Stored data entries
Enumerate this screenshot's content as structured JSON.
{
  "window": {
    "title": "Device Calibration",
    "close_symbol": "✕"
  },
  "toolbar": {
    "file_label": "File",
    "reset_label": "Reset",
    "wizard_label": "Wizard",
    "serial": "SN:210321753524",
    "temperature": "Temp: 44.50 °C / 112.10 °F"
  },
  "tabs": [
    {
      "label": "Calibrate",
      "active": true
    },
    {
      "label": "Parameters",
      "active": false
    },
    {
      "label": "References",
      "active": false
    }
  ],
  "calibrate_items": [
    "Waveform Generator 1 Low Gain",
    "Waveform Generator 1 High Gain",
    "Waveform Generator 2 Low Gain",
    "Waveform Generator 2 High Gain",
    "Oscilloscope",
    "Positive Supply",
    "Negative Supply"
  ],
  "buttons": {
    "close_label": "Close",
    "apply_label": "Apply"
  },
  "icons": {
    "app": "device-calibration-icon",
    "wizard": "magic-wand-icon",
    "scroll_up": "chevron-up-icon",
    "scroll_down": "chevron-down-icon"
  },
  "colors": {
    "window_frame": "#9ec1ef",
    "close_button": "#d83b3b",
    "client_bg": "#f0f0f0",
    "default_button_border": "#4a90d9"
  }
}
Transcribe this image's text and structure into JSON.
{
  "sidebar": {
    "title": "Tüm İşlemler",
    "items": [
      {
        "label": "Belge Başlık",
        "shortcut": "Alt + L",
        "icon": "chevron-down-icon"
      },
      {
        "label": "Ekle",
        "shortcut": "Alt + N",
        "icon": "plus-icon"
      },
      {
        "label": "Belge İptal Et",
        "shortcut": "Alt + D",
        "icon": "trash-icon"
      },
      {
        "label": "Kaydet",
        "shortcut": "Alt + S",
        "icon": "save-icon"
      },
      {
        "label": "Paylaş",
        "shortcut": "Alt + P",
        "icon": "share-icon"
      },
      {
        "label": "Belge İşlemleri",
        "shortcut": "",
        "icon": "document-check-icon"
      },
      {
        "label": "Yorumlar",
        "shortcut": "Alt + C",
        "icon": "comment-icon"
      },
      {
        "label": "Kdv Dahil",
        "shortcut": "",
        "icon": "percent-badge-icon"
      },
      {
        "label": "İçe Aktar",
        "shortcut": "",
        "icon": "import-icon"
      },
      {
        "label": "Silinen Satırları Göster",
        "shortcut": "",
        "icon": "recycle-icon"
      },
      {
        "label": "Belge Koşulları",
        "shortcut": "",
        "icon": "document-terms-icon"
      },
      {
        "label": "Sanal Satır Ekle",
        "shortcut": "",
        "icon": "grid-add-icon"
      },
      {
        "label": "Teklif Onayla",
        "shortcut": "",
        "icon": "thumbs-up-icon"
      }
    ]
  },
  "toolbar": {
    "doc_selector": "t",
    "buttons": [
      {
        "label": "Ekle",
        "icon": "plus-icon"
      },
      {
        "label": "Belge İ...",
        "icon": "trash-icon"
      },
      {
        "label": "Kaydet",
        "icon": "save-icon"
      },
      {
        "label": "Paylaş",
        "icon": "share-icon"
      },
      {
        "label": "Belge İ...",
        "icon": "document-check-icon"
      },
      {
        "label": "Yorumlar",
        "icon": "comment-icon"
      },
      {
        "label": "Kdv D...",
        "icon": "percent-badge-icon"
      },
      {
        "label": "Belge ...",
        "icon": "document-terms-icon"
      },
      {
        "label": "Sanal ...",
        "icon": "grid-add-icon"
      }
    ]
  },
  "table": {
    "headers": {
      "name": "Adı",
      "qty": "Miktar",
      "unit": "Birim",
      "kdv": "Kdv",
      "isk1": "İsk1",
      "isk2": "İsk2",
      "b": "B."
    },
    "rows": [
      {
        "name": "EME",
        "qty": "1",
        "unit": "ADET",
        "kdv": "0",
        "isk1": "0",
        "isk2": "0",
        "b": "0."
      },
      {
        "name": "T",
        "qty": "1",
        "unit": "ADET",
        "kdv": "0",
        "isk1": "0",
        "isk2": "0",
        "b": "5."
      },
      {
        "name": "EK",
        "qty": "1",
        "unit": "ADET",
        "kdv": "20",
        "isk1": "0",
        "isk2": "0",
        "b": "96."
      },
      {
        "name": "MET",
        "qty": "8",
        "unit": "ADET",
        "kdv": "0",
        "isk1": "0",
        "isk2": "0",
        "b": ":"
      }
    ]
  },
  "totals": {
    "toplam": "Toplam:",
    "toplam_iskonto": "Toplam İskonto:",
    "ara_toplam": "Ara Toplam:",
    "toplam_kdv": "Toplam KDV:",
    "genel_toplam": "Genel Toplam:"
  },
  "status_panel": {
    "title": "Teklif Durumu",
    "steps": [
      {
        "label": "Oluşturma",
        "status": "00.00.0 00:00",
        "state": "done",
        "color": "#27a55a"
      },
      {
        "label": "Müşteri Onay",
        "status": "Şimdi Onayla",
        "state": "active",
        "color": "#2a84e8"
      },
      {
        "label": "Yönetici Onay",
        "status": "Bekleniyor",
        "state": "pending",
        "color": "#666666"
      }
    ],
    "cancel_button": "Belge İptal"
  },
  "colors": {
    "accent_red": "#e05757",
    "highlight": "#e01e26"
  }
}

...

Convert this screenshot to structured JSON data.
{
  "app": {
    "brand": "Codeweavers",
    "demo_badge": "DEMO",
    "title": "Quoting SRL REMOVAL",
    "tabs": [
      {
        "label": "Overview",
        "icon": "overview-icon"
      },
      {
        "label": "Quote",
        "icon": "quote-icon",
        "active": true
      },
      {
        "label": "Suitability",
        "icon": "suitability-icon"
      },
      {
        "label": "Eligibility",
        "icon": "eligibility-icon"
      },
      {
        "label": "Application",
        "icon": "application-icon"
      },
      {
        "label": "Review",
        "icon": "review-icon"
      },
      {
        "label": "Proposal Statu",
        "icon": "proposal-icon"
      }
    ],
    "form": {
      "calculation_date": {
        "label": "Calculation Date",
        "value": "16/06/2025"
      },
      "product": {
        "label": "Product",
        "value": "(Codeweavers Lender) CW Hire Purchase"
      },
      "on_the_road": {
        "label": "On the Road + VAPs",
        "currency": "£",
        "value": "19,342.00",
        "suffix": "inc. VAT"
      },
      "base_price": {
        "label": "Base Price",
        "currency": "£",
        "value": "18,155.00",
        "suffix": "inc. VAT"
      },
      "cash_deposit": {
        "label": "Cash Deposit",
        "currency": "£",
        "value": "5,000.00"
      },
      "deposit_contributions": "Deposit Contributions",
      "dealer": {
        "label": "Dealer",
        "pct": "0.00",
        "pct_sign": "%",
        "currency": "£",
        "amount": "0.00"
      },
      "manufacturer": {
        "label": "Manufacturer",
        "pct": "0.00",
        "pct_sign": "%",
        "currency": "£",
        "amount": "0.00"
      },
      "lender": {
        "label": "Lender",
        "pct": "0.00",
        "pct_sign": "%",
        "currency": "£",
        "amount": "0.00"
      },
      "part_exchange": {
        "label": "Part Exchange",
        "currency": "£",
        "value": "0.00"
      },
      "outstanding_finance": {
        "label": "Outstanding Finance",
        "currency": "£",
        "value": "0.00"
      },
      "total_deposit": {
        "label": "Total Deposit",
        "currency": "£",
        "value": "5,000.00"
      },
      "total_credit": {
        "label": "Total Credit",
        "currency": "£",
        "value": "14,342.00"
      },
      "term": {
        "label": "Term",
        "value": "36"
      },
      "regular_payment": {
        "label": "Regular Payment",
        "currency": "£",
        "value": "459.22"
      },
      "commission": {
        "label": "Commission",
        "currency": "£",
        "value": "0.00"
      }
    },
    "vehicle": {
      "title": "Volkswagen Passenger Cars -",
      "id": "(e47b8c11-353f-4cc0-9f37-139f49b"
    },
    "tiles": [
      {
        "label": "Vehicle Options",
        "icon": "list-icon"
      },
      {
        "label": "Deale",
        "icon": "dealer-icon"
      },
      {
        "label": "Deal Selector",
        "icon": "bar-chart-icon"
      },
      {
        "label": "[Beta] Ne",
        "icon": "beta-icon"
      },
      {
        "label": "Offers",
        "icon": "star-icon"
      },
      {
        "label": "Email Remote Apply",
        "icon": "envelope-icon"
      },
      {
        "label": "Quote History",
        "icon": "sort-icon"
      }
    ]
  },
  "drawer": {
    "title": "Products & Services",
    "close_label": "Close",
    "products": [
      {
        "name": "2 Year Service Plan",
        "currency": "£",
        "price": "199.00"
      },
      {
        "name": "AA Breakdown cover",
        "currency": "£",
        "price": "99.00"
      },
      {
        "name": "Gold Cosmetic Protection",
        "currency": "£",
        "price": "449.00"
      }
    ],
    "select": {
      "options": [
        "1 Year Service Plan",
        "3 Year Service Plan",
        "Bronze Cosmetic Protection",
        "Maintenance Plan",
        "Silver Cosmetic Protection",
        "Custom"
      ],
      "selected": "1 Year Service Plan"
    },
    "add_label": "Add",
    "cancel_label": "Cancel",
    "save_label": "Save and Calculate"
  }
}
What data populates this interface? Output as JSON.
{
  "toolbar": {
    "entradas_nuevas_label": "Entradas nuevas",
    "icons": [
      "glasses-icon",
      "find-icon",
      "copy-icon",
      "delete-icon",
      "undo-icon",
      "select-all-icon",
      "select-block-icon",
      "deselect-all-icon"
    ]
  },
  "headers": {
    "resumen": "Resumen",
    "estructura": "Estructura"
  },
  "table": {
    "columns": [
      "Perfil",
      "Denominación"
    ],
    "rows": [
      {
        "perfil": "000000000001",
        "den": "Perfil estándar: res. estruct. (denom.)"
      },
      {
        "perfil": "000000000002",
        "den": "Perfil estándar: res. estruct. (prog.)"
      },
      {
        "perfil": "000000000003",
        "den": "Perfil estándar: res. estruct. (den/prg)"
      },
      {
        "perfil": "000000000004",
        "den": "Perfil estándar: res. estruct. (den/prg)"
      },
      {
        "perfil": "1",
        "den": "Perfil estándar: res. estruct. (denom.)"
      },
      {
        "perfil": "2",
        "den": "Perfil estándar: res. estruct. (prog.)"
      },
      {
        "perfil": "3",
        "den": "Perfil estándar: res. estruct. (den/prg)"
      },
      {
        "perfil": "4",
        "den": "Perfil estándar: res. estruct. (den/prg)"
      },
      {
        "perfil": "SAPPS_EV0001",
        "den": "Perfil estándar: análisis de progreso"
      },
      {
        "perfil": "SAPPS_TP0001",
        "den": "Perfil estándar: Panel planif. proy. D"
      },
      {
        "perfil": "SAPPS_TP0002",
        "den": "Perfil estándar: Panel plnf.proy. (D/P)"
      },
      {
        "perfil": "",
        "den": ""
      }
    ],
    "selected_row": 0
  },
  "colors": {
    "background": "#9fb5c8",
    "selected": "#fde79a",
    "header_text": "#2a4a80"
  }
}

> **EXERCISE AIM**
Where a line above includes "Teklif", copy that line.

> **EXPECTED ANSWER**
        "label": "Teklif Onayla",
    "title": "Teklif Durumu",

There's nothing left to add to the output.